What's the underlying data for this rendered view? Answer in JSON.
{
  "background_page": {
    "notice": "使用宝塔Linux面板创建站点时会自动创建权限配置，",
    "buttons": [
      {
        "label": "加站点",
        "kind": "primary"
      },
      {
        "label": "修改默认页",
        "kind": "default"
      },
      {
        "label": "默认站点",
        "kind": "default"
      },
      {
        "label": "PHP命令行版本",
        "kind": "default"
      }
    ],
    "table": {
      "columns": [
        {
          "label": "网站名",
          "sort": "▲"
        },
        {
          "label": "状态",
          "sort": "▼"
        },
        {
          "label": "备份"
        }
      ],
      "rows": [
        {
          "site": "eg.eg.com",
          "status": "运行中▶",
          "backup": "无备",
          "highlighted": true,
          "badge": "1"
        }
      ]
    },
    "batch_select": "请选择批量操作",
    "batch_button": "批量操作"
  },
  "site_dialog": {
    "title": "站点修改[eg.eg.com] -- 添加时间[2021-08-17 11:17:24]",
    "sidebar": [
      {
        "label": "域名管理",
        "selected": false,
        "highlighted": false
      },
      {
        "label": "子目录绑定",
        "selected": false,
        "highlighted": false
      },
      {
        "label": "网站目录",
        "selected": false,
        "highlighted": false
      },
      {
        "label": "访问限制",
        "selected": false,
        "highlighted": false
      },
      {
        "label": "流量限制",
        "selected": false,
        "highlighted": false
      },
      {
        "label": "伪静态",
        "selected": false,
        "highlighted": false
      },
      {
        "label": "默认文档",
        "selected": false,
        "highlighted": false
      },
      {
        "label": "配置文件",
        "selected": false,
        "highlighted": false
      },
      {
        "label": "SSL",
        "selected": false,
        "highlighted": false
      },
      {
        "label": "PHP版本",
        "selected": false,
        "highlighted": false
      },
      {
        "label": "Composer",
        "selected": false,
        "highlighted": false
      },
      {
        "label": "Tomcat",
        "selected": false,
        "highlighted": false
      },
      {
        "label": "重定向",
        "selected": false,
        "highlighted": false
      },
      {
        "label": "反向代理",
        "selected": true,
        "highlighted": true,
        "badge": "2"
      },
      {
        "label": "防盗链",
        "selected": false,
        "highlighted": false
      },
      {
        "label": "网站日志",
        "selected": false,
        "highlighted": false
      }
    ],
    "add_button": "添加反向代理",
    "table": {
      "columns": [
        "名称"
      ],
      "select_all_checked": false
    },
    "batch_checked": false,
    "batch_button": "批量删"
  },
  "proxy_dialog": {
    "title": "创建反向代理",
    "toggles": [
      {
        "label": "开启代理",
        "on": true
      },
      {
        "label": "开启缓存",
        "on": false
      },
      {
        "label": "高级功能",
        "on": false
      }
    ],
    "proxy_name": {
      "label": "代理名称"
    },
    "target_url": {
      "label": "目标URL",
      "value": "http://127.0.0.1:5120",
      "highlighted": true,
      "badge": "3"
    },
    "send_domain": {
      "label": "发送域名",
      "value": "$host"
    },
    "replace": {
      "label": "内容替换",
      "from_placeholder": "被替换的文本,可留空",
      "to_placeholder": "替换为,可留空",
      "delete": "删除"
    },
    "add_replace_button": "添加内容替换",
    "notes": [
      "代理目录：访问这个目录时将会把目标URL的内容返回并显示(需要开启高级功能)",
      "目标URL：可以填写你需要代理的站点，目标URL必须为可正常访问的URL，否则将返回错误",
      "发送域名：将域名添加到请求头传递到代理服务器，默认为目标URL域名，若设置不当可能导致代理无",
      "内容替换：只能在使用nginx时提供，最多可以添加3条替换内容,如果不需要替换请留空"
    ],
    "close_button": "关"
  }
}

## AIM
Retype the entries one by one, exactly.

## FINAL RESULT
What's the underlying data for this rendered view? Answer in JSON.
{
  "background_page": {
    "notice": "使用宝塔Linux面板创建站点时会自动创建权限配置，",
    "buttons": [
      {
        "label": "加站点",
        "kind": "primary"
      },
      {
        "label": "修改默认页",
        "kind": "default"
      },
      {
        "label": "默认站点",
        "kind": "default"
      },
      {
        "label": "PHP命令行版本",
        "kind": "default"
      }
    ],
    "table": {
      "columns": [
        {
          "label": "网站名",
          "sort": "▲"
        },
        {
          "label": "状态",
          "sort": "▼"
        },
        {
          "label": "备份"
        }
      ],
      "rows": [
        {
          "site": "eg.eg.com",
          "status": "运行中▶",
          "backup": "无备",
          "highlighted": true,
          "badge": "1"
        }
      ]
    },
    "batch_select": "请选择批量操作",
    "batch_button": "批量操作"
  },
  "site_dialog": {
    "title": "站点修改[eg.eg.com] -- 添加时间[2021-08-17 11:17:24]",
    "sidebar": [
      {
        "label": "域名管理",
        "selected": false,
        "highlighted": false
      },
      {
        "label": "子目录绑定",
        "selected": false,
        "highlighted": false
      },
      {
        "label": "网站目录",
        "selected": false,
        "highlighted": false
      },
      {
        "label": "访问限制",
        "selected": false,
        "highlighted": false
      },
      {
        "label": "流量限制",
        "selected": false,
        "highlighted": false
      },
      {
        "label": "伪静态",
        "selected": false,
        "highlighted": false
      },
      {
        "label": "默认文档",
        "selected": false,
        "highlighted": false
      },
      {
        "label": "配置文件",
        "selected": false,
        "highlighted": false
      },
      {
        "label": "SSL",
        "selected": false,
        "highlighted": false
      },
      {
        "label": "PHP版本",
        "selected": false,
        "highlighted": false
      },
      {
        "label": "Composer",
        "selected": false,
        "highlighted": false
      },
      {
        "label": "Tomcat",
        "selected": false,
        "highlighted": false
      },
      {
        "label": "重定向",
        "selected": false,
        "highlighted": false
      },
      {
        "label": "反向代理",
        "selected": true,
        "highlighted": true,
        "badge": "2"
      },
      {
        "label": "防盗链",
        "selected": false,
        "highlighted": false
      },
      {
        "label": "网站日志",
        "selected": false,
        "highlighted": false
      }
    ],
    "add_button": "添加反向代理",
    "table": {
      "columns": [
        "名称"
      ],
      "select_all_checked": false
    },
    "batch_checked": false,
    "batch_button": "批量删"
  },
  "proxy_dialog": {
    "title": "创建反向代理",
    "toggles": [
      {
        "label": "开启代理",
        "on": true
      },
      {
        "label": "开启缓存",
        "on": false
      },
      {
        "label": "高级功能",
        "on": false
      }
    ],
    "proxy_name": {
      "label": "代理名称"
    },
    "target_url": {
      "label": "目标URL",
      "value": "http://127.0.0.1:5120",
      "highlighted": true,
      "badge": "3"
    },
    "send_domain": {
      "label": "发送域名",
      "value": "$host"
    },
    "replace": {
      "label": "内容替换",
      "from_placeholder": "被替换的文本,可留空",
      "to_placeholder": "替换为,可留空",
      "delete": "删除"
    },
    "add_replace_button": "添加内容替换",
    "notes": [
      "代理目录：访问这个目录时将会把目标URL的内容返回并显示(需要开启高级功能)",
      "目标URL：可以填写你需要代理的站点，目标URL必须为可正常访问的URL，否则将返回错误",
      "发送域名：将域名添加到请求头传递到代理服务器，默认为目标URL域名，若设置不当可能导致代理无",
      "内容替换：只能在使用nginx时提供，最多可以添加3条替换内容,如果不需要替换请留空"
    ],
    "close_button": "关"
  }
}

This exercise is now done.